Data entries
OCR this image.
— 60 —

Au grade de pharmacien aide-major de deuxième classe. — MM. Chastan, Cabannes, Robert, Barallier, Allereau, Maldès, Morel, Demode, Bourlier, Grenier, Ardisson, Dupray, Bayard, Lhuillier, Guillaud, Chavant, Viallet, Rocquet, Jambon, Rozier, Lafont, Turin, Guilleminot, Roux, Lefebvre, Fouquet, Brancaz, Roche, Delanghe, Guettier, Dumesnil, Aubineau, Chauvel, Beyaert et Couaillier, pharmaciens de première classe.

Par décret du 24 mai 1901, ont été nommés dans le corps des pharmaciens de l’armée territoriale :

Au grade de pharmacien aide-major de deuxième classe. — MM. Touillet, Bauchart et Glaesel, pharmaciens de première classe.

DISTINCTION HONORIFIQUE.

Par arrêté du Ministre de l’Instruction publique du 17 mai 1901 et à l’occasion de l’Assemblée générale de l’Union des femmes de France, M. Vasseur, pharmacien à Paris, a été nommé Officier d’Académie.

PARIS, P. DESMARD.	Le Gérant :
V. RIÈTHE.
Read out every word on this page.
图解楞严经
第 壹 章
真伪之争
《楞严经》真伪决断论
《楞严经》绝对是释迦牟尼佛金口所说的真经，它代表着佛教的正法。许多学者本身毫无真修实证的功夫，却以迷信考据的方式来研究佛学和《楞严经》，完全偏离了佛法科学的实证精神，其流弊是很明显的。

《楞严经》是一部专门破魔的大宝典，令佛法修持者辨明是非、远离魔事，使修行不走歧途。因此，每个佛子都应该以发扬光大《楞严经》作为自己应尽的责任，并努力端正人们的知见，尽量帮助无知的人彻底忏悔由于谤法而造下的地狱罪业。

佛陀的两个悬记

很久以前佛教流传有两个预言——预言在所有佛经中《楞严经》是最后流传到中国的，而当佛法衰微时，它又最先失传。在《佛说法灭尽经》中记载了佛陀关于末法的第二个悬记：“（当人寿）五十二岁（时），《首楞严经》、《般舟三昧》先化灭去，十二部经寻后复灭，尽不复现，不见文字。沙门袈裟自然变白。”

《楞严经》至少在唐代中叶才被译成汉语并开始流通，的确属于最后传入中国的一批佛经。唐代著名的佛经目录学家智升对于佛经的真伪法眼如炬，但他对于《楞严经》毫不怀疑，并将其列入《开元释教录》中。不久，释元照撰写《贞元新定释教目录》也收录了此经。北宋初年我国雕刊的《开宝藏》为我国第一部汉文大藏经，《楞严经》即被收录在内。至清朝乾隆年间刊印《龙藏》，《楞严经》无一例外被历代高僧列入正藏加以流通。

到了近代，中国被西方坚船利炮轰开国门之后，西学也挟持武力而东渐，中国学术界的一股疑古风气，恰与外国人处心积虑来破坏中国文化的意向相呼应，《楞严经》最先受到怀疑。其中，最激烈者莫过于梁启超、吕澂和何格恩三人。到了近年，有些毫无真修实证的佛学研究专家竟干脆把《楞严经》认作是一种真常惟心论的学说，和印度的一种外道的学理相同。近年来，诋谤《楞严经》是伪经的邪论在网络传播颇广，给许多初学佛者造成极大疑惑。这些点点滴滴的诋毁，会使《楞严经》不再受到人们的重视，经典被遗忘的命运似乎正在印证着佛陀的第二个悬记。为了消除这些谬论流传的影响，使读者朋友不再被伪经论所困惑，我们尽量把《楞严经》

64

PROBLEM:
Produce an exact copy of every entry above.

RESULT FOR THIS EXERCISE:
OCR this image.
— 60 —

Au grade de pharmacien aide-major de deuxième classe. — MM. Chastan, Cabannes, Robert, Barallier, Allereau, Maldès, Morel, Demode, Bourlier, Grenier, Ardisson, Dupray, Bayard, Lhuillier, Guillaud, Chavant, Viallet, Rocquet, Jambon, Rozier, Lafont, Turin, Guilleminot, Roux, Lefebvre, Fouquet, Brancaz, Roche, Delanghe, Guettier, Dumesnil, Aubineau, Chauvel, Beyaert et Couaillier, pharmaciens de première classe.

Par décret du 24 mai 1901, ont été nommés dans le corps des pharmaciens de l’armée territoriale :

Au grade de pharmacien aide-major de deuxième classe. — MM. Touillet, Bauchart et Glaesel, pharmaciens de première classe.

DISTINCTION HONORIFIQUE.

Par arrêté du Ministre de l’Instruction publique du 17 mai 1901 et à l’occasion de l’Assemblée générale de l’Union des femmes de France, M. Vasseur, pharmacien à Paris, a été nommé Officier d’Académie.

PARIS, P. DESMARD.	Le Gérant :
V. RIÈTHE.
Read out every word on this page.
图解楞严经
第 壹 章
真伪之争
《楞严经》真伪决断论
《楞严经》绝对是释迦牟尼佛金口所说的真经，它代表着佛教的正法。许多学者本身毫无真修实证的功夫，却以迷信考据的方式来研究佛学和《楞严经》，完全偏离了佛法科学的实证精神，其流弊是很明显的。

《楞严经》是一部专门破魔的大宝典，令佛法修持者辨明是非、远离魔事，使修行不走歧途。因此，每个佛子都应该以发扬光大《楞严经》作为自己应尽的责任，并努力端正人们的知见，尽量帮助无知的人彻底忏悔由于谤法而造下的地狱罪业。

佛陀的两个悬记

很久以前佛教流传有两个预言——预言在所有佛经中《楞严经》是最后流传到中国的，而当佛法衰微时，它又最先失传。在《佛说法灭尽经》中记载了佛陀关于末法的第二个悬记：“（当人寿）五十二岁（时），《首楞严经》、《般舟三昧》先化灭去，十二部经寻后复灭，尽不复现，不见文字。沙门袈裟自然变白。”

《楞严经》至少在唐代中叶才被译成汉语并开始流通，的确属于最后传入中国的一批佛经。唐代著名的佛经目录学家智升对于佛经的真伪法眼如炬，但他对于《楞严经》毫不怀疑，并将其列入《开元释教录》中。不久，释元照撰写《贞元新定释教目录》也收录了此经。北宋初年我国雕刊的《开宝藏》为我国第一部汉文大藏经，《楞严经》即被收录在内。至清朝乾隆年间刊印《龙藏》，《楞严经》无一例外被历代高僧列入正藏加以流通。

到了近代，中国被西方坚船利炮轰开国门之后，西学也挟持武力而东渐，中国学术界的一股疑古风气，恰与外国人处心积虑来破坏中国文化的意向相呼应，《楞严经》最先受到怀疑。其中，最激烈者莫过于梁启超、吕澂和何格恩三人。到了近年，有些毫无真修实证的佛学研究专家竟干脆把《楞严经》认作是一种真常惟心论的学说，和印度的一种外道的学理相同。近年来，诋谤《楞严经》是伪经的邪论在网络传播颇广，给许多初学佛者造成极大疑惑。这些点点滴滴的诋毁，会使《楞严经》不再受到人们的重视，经典被遗忘的命运似乎正在印证着佛陀的第二个悬记。为了消除这些谬论流传的影响，使读者朋友不再被伪经论所困惑，我们尽量把《楞严经》

64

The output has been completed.